(Your instructions)
Below is a listing; write it out exactly and drop any images from it.
-- start --
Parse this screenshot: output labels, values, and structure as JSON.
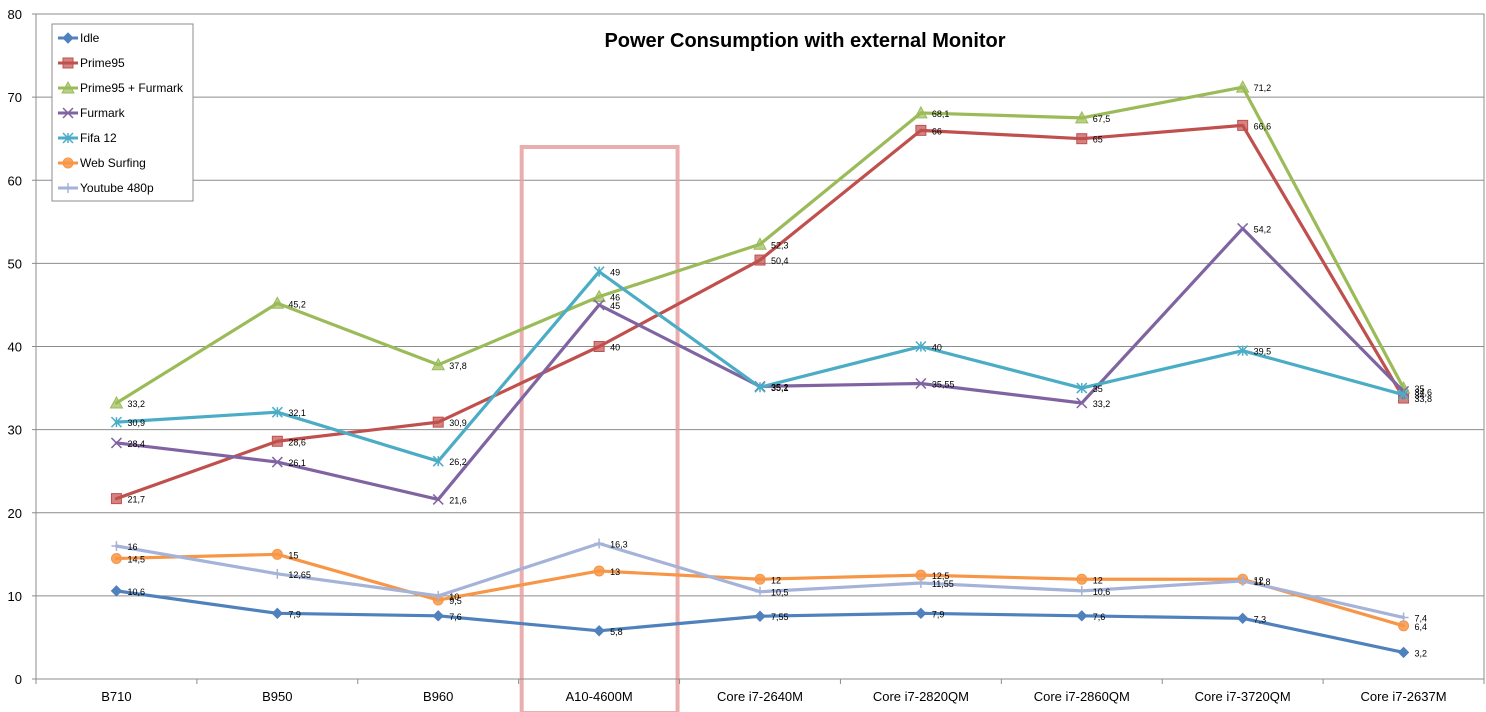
{
  "chart_data": {
    "type": "line",
    "title": "Power Consumption with external Monitor",
    "xlabel": "",
    "ylabel": "",
    "ylim": [
      0,
      80
    ],
    "yticks": [
      0,
      10,
      20,
      30,
      40,
      50,
      60,
      70,
      80
    ],
    "grid": true,
    "legend_position": "top-left",
    "highlighted_category": "A10-4600M",
    "highlight_color": "#e8a0a0",
    "categories": [
      "B710",
      "B950",
      "B960",
      "A10-4600M",
      "Core i7-2640M",
      "Core i7-2820QM",
      "Core i7-2860QM",
      "Core i7-3720QM",
      "Core i7-2637M"
    ],
    "series": [
      {
        "name": "Idle",
        "color": "#4f81bd",
        "marker": "diamond",
        "values": [
          10.6,
          7.9,
          7.6,
          5.8,
          7.55,
          7.9,
          7.6,
          7.3,
          3.2
        ],
        "labels": [
          "10,6",
          "7,9",
          "7,6",
          "5,8",
          "7,55",
          "7,9",
          "7,6",
          "7,3",
          "3,2"
        ]
      },
      {
        "name": "Prime95",
        "color": "#c0504d",
        "marker": "square",
        "values": [
          21.7,
          28.6,
          30.9,
          40,
          50.4,
          66,
          65,
          66.6,
          33.8
        ],
        "labels": [
          "21,7",
          "28,6",
          "30,9",
          "40",
          "50,4",
          "66",
          "65",
          "66,6",
          "33,8"
        ]
      },
      {
        "name": "Prime95 + Furmark",
        "color": "#9bbb59",
        "marker": "triangle",
        "values": [
          33.2,
          45.2,
          37.8,
          46,
          52.3,
          68.1,
          67.5,
          71.2,
          35
        ],
        "labels": [
          "33,2",
          "45,2",
          "37,8",
          "46",
          "52,3",
          "68,1",
          "67,5",
          "71,2",
          "35"
        ]
      },
      {
        "name": "Furmark",
        "color": "#8064a2",
        "marker": "x",
        "values": [
          28.4,
          26.1,
          21.6,
          45,
          35.2,
          35.55,
          33.2,
          54.2,
          34.6
        ],
        "labels": [
          "28,4",
          "26,1",
          "21,6",
          "45",
          "35,2",
          "35,55",
          "33,2",
          "54,2",
          "34,6"
        ]
      },
      {
        "name": "Fifa 12",
        "color": "#4bacc6",
        "marker": "star",
        "values": [
          30.9,
          32.1,
          26.2,
          49,
          35.1,
          40,
          35,
          39.5,
          34.2
        ],
        "labels": [
          "30,9",
          "32,1",
          "26,2",
          "49",
          "35,1",
          "40",
          "35",
          "39,5",
          "34"
        ]
      },
      {
        "name": "Web Surfing",
        "color": "#f79646",
        "marker": "circle",
        "values": [
          14.5,
          15,
          9.5,
          13,
          12,
          12.5,
          12,
          12,
          6.4
        ],
        "labels": [
          "14,5",
          "15",
          "9,5",
          "13",
          "12",
          "12,5",
          "12",
          "12",
          "6,4"
        ]
      },
      {
        "name": "Youtube 480p",
        "color": "#a5b3d8",
        "marker": "plus",
        "values": [
          16,
          12.65,
          10,
          16.3,
          10.5,
          11.55,
          10.6,
          11.8,
          7.4
        ],
        "labels": [
          "16",
          "12,65",
          "10",
          "16,3",
          "10,5",
          "11,55",
          "10,6",
          "11,8",
          "7,4"
        ]
      }
    ]
  }
}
-- end --
(Task solution)
Parse this screenshot: output labels, values, and structure as JSON.
{
  "chart_data": {
    "type": "line",
    "title": "Power Consumption with external Monitor",
    "xlabel": "",
    "ylabel": "",
    "ylim": [
      0,
      80
    ],
    "yticks": [
      0,
      10,
      20,
      30,
      40,
      50,
      60,
      70,
      80
    ],
    "grid": true,
    "legend_position": "top-left",
    "highlighted_category": "A10-4600M",
    "highlight_color": "#e8a0a0",
    "categories": [
      "B710",
      "B950",
      "B960",
      "A10-4600M",
      "Core i7-2640M",
      "Core i7-2820QM",
      "Core i7-2860QM",
      "Core i7-3720QM",
      "Core i7-2637M"
    ],
    "series": [
      {
        "name": "Idle",
        "color": "#4f81bd",
        "marker": "diamond",
        "values": [
          10.6,
          7.9,
          7.6,
          5.8,
          7.55,
          7.9,
          7.6,
          7.3,
          3.2
        ],
        "labels": [
          "10,6",
          "7,9",
          "7,6",
          "5,8",
          "7,55",
          "7,9",
          "7,6",
          "7,3",
          "3,2"
        ]
      },
      {
        "name": "Prime95",
        "color": "#c0504d",
        "marker": "square",
        "values": [
          21.7,
          28.6,
          30.9,
          40,
          50.4,
          66,
          65,
          66.6,
          33.8
        ],
        "labels": [
          "21,7",
          "28,6",
          "30,9",
          "40",
          "50,4",
          "66",
          "65",
          "66,6",
          "33,8"
        ]
      },
      {
        "name": "Prime95 + Furmark",
        "color": "#9bbb59",
        "marker": "triangle",
        "values": [
          33.2,
          45.2,
          37.8,
          46,
          52.3,
          68.1,
          67.5,
          71.2,
          35
        ],
        "labels": [
          "33,2",
          "45,2",
          "37,8",
          "46",
          "52,3",
          "68,1",
          "67,5",
          "71,2",
          "35"
        ]
      },
      {
        "name": "Furmark",
        "color": "#8064a2",
        "marker": "x",
        "values": [
          28.4,
          26.1,
          21.6,
          45,
          35.2,
          35.55,
          33.2,
          54.2,
          34.6
        ],
        "labels": [
          "28,4",
          "26,1",
          "21,6",
          "45",
          "35,2",
          "35,55",
          "33,2",
          "54,2",
          "34,6"
        ]
      },
      {
        "name": "Fifa 12",
        "color": "#4bacc6",
        "marker": "star",
        "values": [
          30.9,
          32.1,
          26.2,
          49,
          35.1,
          40,
          35,
          39.5,
          34.2
        ],
        "labels": [
          "30,9",
          "32,1",
          "26,2",
          "49",
          "35,1",
          "40",
          "35",
          "39,5",
          "34"
        ]
      },
      {
        "name": "Web Surfing",
        "color": "#f79646",
        "marker": "circle",
        "values": [
          14.5,
          15,
          9.5,
          13,
          12,
          12.5,
          12,
          12,
          6.4
        ],
        "labels": [
          "14,5",
          "15",
          "9,5",
          "13",
          "12",
          "12,5",
          "12",
          "12",
          "6,4"
        ]
      },
      {
        "name": "Youtube 480p",
        "color": "#a5b3d8",
        "marker": "plus",
        "values": [
          16,
          12.65,
          10,
          16.3,
          10.5,
          11.55,
          10.6,
          11.8,
          7.4
        ],
        "labels": [
          "16",
          "12,65",
          "10",
          "16,3",
          "10,5",
          "11,55",
          "10,6",
          "11,8",
          "7,4"
        ]
      }
    ]
  }
}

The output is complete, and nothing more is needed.